■ **EXERCISE AIM**
Reproduce every line of the entries below character for character, leaving out the picture lines.

[Layout region entries]
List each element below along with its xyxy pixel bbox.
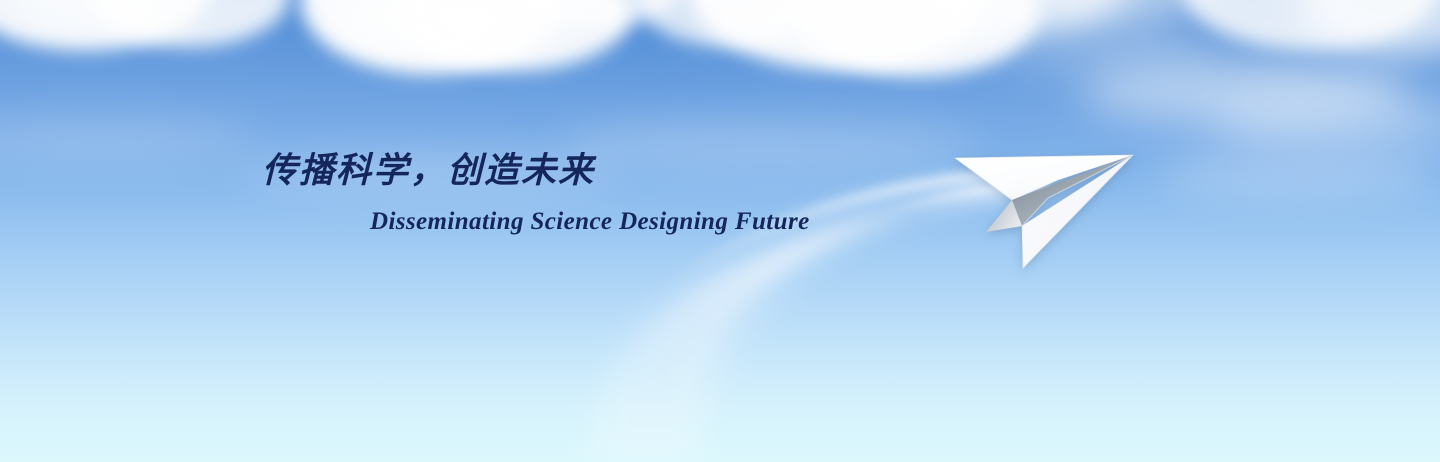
paper-airplane — [940, 140, 1160, 290]
hero-banner: 传播科学，创造未来 Disseminating Science Designin… — [0, 0, 1440, 462]
contrail-swoosh — [0, 0, 1440, 462]
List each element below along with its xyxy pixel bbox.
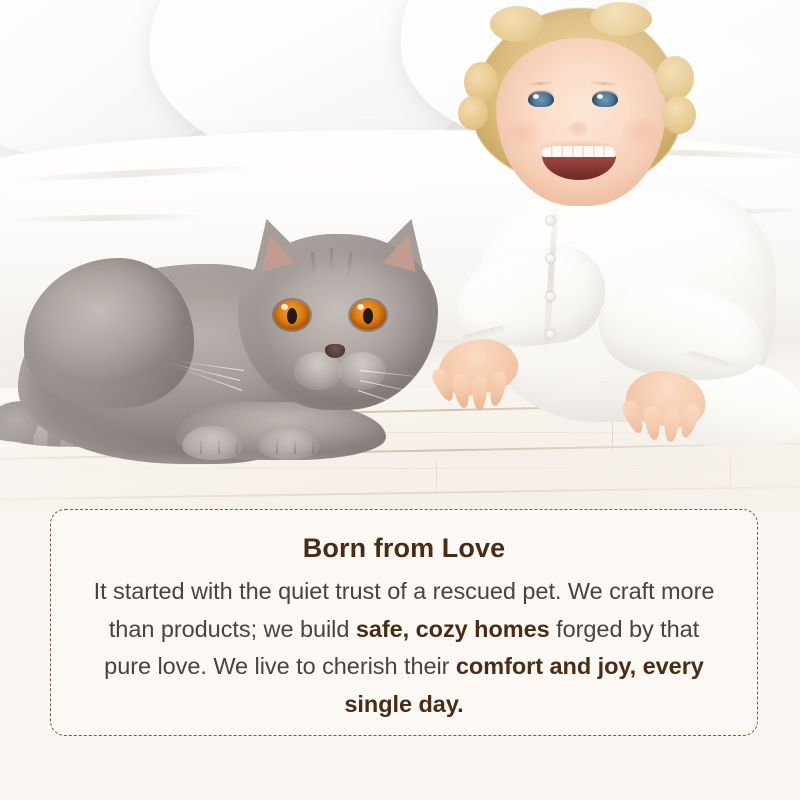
promo-image-canvas: Born from Love It started with the quiet…	[0, 0, 800, 800]
cat-pupil-left	[287, 308, 297, 324]
baby	[430, 0, 800, 500]
card-body-emphasis: comfort and joy, every single day.	[344, 653, 703, 717]
cat-toe-line	[200, 438, 202, 454]
card-title: Born from Love	[85, 532, 723, 564]
cat-paw	[182, 426, 244, 460]
baby-teeth	[542, 146, 616, 157]
story-card: Born from Love It started with the quiet…	[50, 509, 758, 736]
card-body-emphasis: safe, cozy homes	[356, 616, 550, 642]
baby-hair-curl	[458, 96, 488, 130]
cat-eye-glint	[357, 304, 364, 310]
cat-paw	[258, 426, 320, 460]
cat-haunch	[24, 258, 194, 408]
baby-nose	[568, 122, 588, 136]
cat	[0, 212, 480, 492]
floor-grain	[0, 506, 800, 507]
lifestyle-photo	[0, 0, 800, 512]
onesie-snap	[546, 216, 555, 225]
onesie-snap	[546, 330, 555, 339]
cat-toe-line	[276, 438, 278, 454]
onesie-snap	[546, 254, 555, 263]
baby-eye-left	[528, 92, 554, 107]
baby-hair-curl	[490, 6, 544, 42]
card-body-text: It started with the quiet trust of a res…	[85, 573, 723, 723]
cat-pupil-right	[363, 308, 373, 324]
baby-cheek	[620, 116, 662, 148]
cat-toe-line	[312, 438, 314, 454]
cat-toe-line	[218, 438, 220, 454]
cat-forehead-stripe	[330, 248, 333, 274]
baby-hair-curl	[662, 96, 696, 134]
cat-toe-line	[236, 438, 238, 454]
baby-finger	[472, 376, 487, 410]
baby-eye-right	[592, 92, 618, 107]
baby-eye-glint	[597, 94, 603, 99]
baby-hair-curl	[590, 2, 652, 36]
cat-toe-line	[294, 438, 296, 454]
onesie-snap	[546, 292, 555, 301]
baby-hair-curl	[656, 56, 694, 100]
baby-eye-glint	[533, 94, 539, 99]
baby-finger	[663, 408, 680, 443]
cat-eye-glint	[281, 304, 288, 310]
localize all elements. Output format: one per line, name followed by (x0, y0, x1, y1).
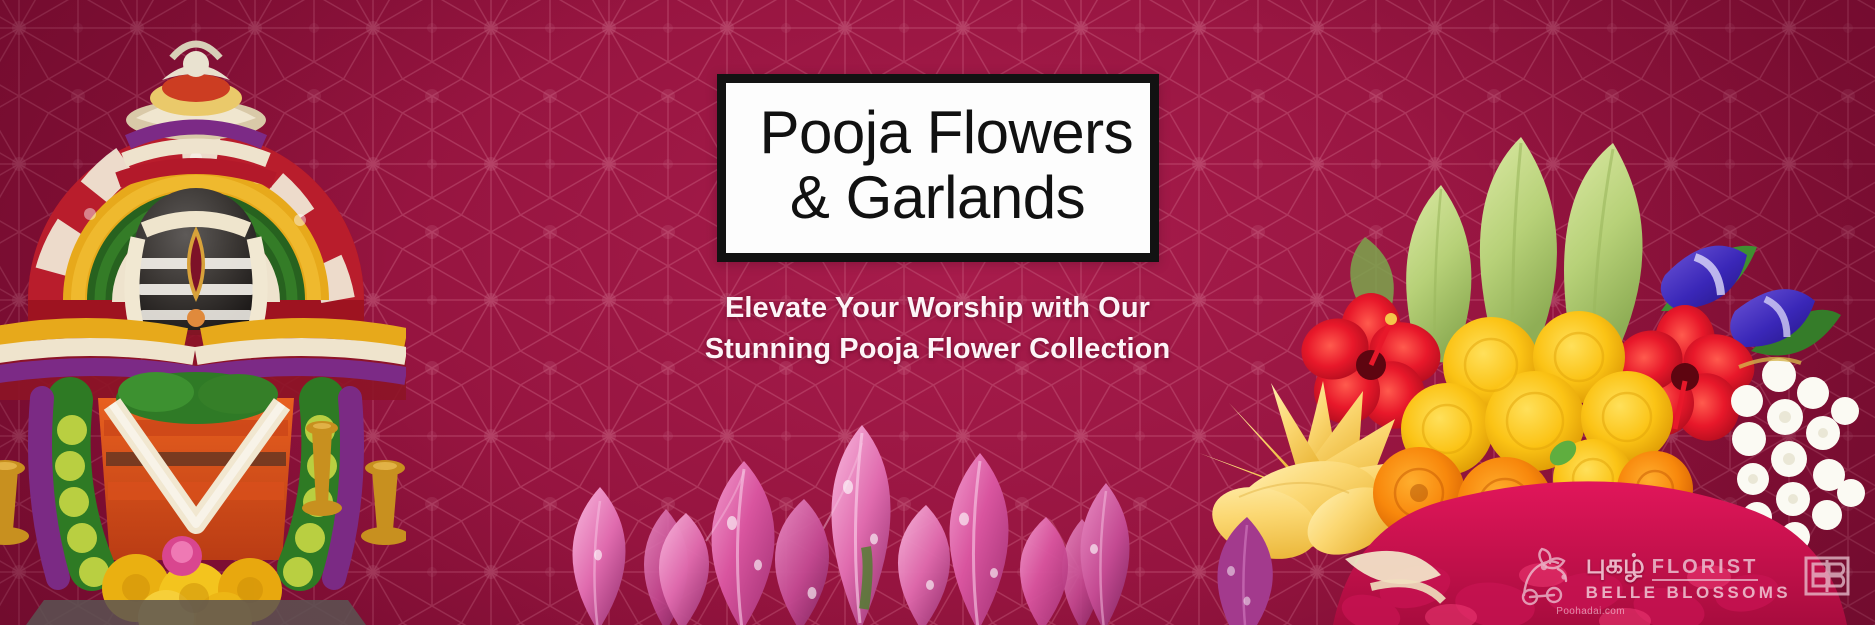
pooja-flowers-banner: Pooja Flowers & Garlands Elevate Your Wo… (0, 0, 1875, 625)
headline-box: Pooja Flowers & Garlands (717, 74, 1159, 262)
subtitle-line-2: Stunning Pooja Flower Collection (705, 329, 1171, 370)
banner-subtitle: Elevate Your Worship with Our Stunning P… (705, 288, 1171, 370)
subtitle-line-1: Elevate Your Worship with Our (705, 288, 1171, 329)
banner-copy: Pooja Flowers & Garlands Elevate Your Wo… (0, 74, 1875, 370)
pink-lotus-buds-image (470, 341, 1170, 625)
headline-line-1: Pooja Flowers (760, 101, 1116, 166)
headline-line-2: & Garlands (760, 166, 1116, 231)
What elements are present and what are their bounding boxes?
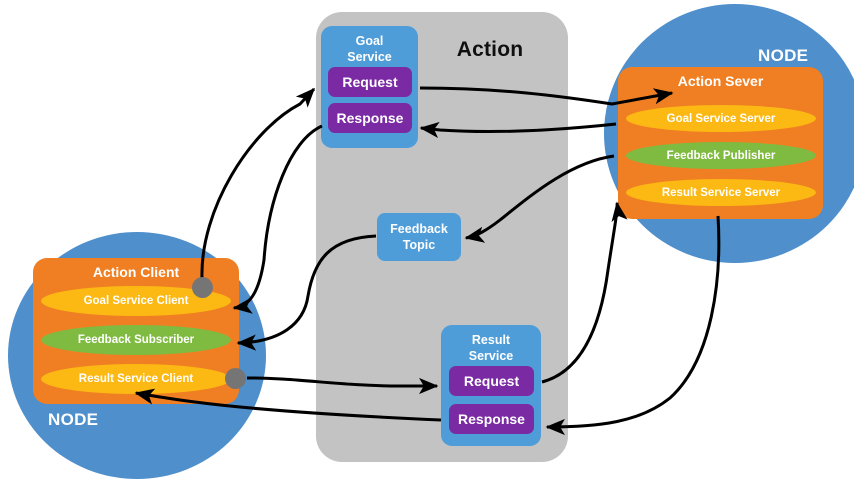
pill-goal-service-server[interactable]: Goal Service Server (626, 105, 816, 132)
action-client-title: Action Client (33, 264, 239, 280)
result-service-request-box[interactable]: Request (449, 366, 534, 396)
goal-service-response-box[interactable]: Response (328, 103, 412, 133)
goal-service-title: Goal Service (321, 33, 418, 65)
connector-dot-result-client (225, 368, 246, 389)
result-service-title-line2: Service (469, 349, 513, 363)
action-server-box: Action Sever Goal Service Server Feedbac… (618, 67, 823, 219)
server-node-label: NODE (758, 46, 808, 66)
goal-service-box: Goal Service Request Response (321, 26, 418, 148)
action-title: Action (430, 38, 550, 62)
feedback-topic-title-line2: Topic (403, 238, 435, 252)
goal-service-title-line2: Service (347, 50, 391, 64)
result-service-title-line1: Result (472, 333, 510, 347)
goal-service-title-line1: Goal (356, 34, 384, 48)
feedback-topic-title-line1: Feedback (390, 222, 448, 236)
pill-result-service-server[interactable]: Result Service Server (626, 179, 816, 206)
result-service-response-box[interactable]: Response (449, 404, 534, 434)
arrow-goal-response-to-client (234, 126, 322, 308)
pill-feedback-publisher[interactable]: Feedback Publisher (626, 142, 816, 169)
connector-dot-goal-client (192, 277, 213, 298)
action-server-title: Action Sever (618, 73, 823, 89)
result-service-box: Result Service Request Response (441, 325, 541, 446)
pill-feedback-subscriber[interactable]: Feedback Subscriber (41, 325, 231, 355)
action-diagram-canvas: Action NODE Action Client Goal Service C… (0, 0, 854, 480)
arrow-goal-client-to-request (202, 89, 314, 278)
feedback-topic-box[interactable]: Feedback Topic (377, 213, 461, 261)
goal-service-request-box[interactable]: Request (328, 67, 412, 97)
client-node-label: NODE (48, 410, 98, 430)
feedback-topic-title: Feedback Topic (390, 221, 448, 253)
pill-result-service-client[interactable]: Result Service Client (41, 364, 231, 394)
result-service-title: Result Service (441, 332, 541, 364)
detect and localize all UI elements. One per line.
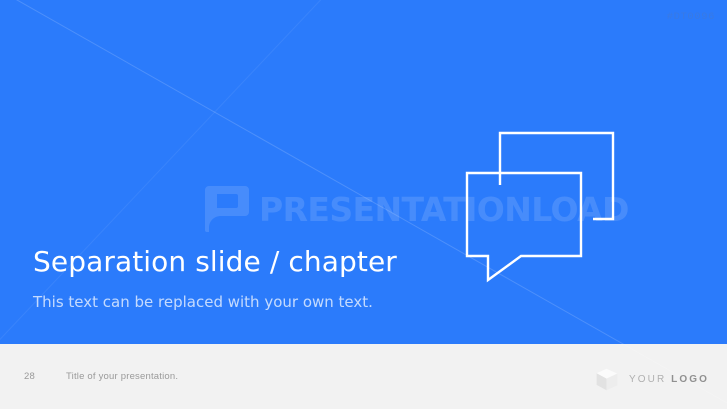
footer-presentation-title: Title of your presentation. <box>66 371 178 382</box>
footer-logo-word-2: LOGO <box>671 374 709 385</box>
presentation-slide: #DT0096 PRESENTATIONLOAD Separation slid… <box>0 0 727 409</box>
footer-logo: YOUR LOGO <box>593 366 709 393</box>
cube-icon <box>593 366 620 393</box>
footer-logo-word-1: YOUR <box>629 374 666 385</box>
back-speech-bubble-icon <box>500 133 613 219</box>
page-title: Separation slide / chapter <box>33 245 593 279</box>
footer-page-number: 28 <box>24 371 35 382</box>
page-subtitle: This text can be replaced with your own … <box>33 293 593 313</box>
slide-code-label: #DT0096 <box>667 11 715 23</box>
headline-block: Separation slide / chapter This text can… <box>33 245 593 312</box>
footer-logo-text: YOUR LOGO <box>629 374 709 385</box>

■ **ANSWER IN FULL**
List each element below along with its xyxy pixel bbox.
paper-airplane — [940, 140, 1160, 290]
hero-banner: 传播科学，创造未来 Disseminating Science Designin… — [0, 0, 1440, 462]
contrail-swoosh — [0, 0, 1440, 462]
List each element below along with its xyxy pixel bbox.
promo-image-canvas: Born from Love It started with the quiet…	[0, 0, 800, 800]
cat-pupil-left	[287, 308, 297, 324]
baby	[430, 0, 800, 500]
card-body-emphasis: comfort and joy, every single day.	[344, 653, 703, 717]
cat-toe-line	[200, 438, 202, 454]
card-title: Born from Love	[85, 532, 723, 564]
cat-paw	[182, 426, 244, 460]
baby-teeth	[542, 146, 616, 157]
story-card: Born from Love It started with the quiet…	[50, 509, 758, 736]
card-body-emphasis: safe, cozy homes	[356, 616, 550, 642]
baby-hair-curl	[458, 96, 488, 130]
cat-eye-glint	[357, 304, 364, 310]
cat-paw	[258, 426, 320, 460]
cat-haunch	[24, 258, 194, 408]
baby-nose	[568, 122, 588, 136]
cat	[0, 212, 480, 492]
floor-grain	[0, 506, 800, 507]
lifestyle-photo	[0, 0, 800, 512]
onesie-snap	[546, 216, 555, 225]
onesie-snap	[546, 330, 555, 339]
cat-toe-line	[276, 438, 278, 454]
onesie-snap	[546, 254, 555, 263]
baby-eye-left	[528, 92, 554, 107]
baby-hair-curl	[490, 6, 544, 42]
card-body-text: It started with the quiet trust of a res…	[85, 573, 723, 723]
cat-pupil-right	[363, 308, 373, 324]
baby-cheek	[620, 116, 662, 148]
cat-toe-line	[312, 438, 314, 454]
cat-toe-line	[218, 438, 220, 454]
cat-forehead-stripe	[330, 248, 333, 274]
baby-hair-curl	[662, 96, 696, 134]
cat-toe-line	[236, 438, 238, 454]
baby-finger	[472, 376, 487, 410]
baby-eye-right	[592, 92, 618, 107]
baby-eye-glint	[597, 94, 603, 99]
baby-hair-curl	[590, 2, 652, 36]
cat-toe-line	[294, 438, 296, 454]
onesie-snap	[546, 292, 555, 301]
baby-hair-curl	[656, 56, 694, 100]
baby-eye-glint	[533, 94, 539, 99]
baby-finger	[663, 408, 680, 443]
cat-eye-glint	[281, 304, 288, 310]
localize all elements. Output format: one per line, name followed by (x0, y0, x1, y1).
pooja-flowers-banner: Pooja Flowers & Garlands Elevate Your Wo… (0, 0, 1875, 625)
headline-box: Pooja Flowers & Garlands (717, 74, 1159, 262)
subtitle-line-2: Stunning Pooja Flower Collection (705, 329, 1171, 370)
banner-subtitle: Elevate Your Worship with Our Stunning P… (705, 288, 1171, 370)
subtitle-line-1: Elevate Your Worship with Our (705, 288, 1171, 329)
banner-copy: Pooja Flowers & Garlands Elevate Your Wo… (0, 74, 1875, 370)
pink-lotus-buds-image (470, 341, 1170, 625)
headline-line-1: Pooja Flowers (760, 101, 1116, 166)
headline-line-2: & Garlands (760, 166, 1116, 231)
What elements are present and what are their bounding boxes?
pill-goal-service-server[interactable]: Goal Service Server (626, 105, 816, 132)
action-client-title: Action Client (33, 264, 239, 280)
result-service-request-box[interactable]: Request (449, 366, 534, 396)
goal-service-response-box[interactable]: Response (328, 103, 412, 133)
goal-service-title: Goal Service (321, 33, 418, 65)
connector-dot-result-client (225, 368, 246, 389)
result-service-title-line2: Service (469, 349, 513, 363)
action-server-box: Action Sever Goal Service Server Feedbac… (618, 67, 823, 219)
server-node-label: NODE (758, 46, 808, 66)
goal-service-box: Goal Service Request Response (321, 26, 418, 148)
action-title: Action (430, 38, 550, 62)
feedback-topic-title-line2: Topic (403, 238, 435, 252)
goal-service-title-line2: Service (347, 50, 391, 64)
result-service-title-line1: Result (472, 333, 510, 347)
goal-service-title-line1: Goal (356, 34, 384, 48)
feedback-topic-title-line1: Feedback (390, 222, 448, 236)
pill-result-service-server[interactable]: Result Service Server (626, 179, 816, 206)
result-service-response-box[interactable]: Response (449, 404, 534, 434)
arrow-goal-response-to-client (234, 126, 322, 308)
pill-feedback-publisher[interactable]: Feedback Publisher (626, 142, 816, 169)
connector-dot-goal-client (192, 277, 213, 298)
action-server-title: Action Sever (618, 73, 823, 89)
result-service-box: Result Service Request Response (441, 325, 541, 446)
pill-feedback-subscriber[interactable]: Feedback Subscriber (41, 325, 231, 355)
action-diagram-canvas: Action NODE Action Client Goal Service C… (0, 0, 854, 480)
arrow-goal-client-to-request (202, 89, 314, 278)
feedback-topic-box[interactable]: Feedback Topic (377, 213, 461, 261)
goal-service-request-box[interactable]: Request (328, 67, 412, 97)
client-node-label: NODE (48, 410, 98, 430)
feedback-topic-title: Feedback Topic (390, 221, 448, 253)
pill-result-service-client[interactable]: Result Service Client (41, 364, 231, 394)
result-service-title: Result Service (441, 332, 541, 364)
detect and localize all UI elements. One per line.
footer-presentation-title: Title of your presentation. <box>66 371 178 382</box>
footer-logo-word-2: LOGO <box>671 374 709 385</box>
presentation-slide: #DT0096 PRESENTATIONLOAD Separation slid… <box>0 0 727 409</box>
footer-logo: YOUR LOGO <box>593 366 709 393</box>
cube-icon <box>593 366 620 393</box>
footer-logo-word-1: YOUR <box>629 374 666 385</box>
back-speech-bubble-icon <box>500 133 613 219</box>
page-title: Separation slide / chapter <box>33 245 593 279</box>
footer-page-number: 28 <box>24 371 35 382</box>
page-subtitle: This text can be replaced with your own … <box>33 293 593 313</box>
slide-code-label: #DT0096 <box>667 11 715 23</box>
headline-block: Separation slide / chapter This text can… <box>33 245 593 312</box>
footer-logo-text: YOUR LOGO <box>629 374 709 385</box>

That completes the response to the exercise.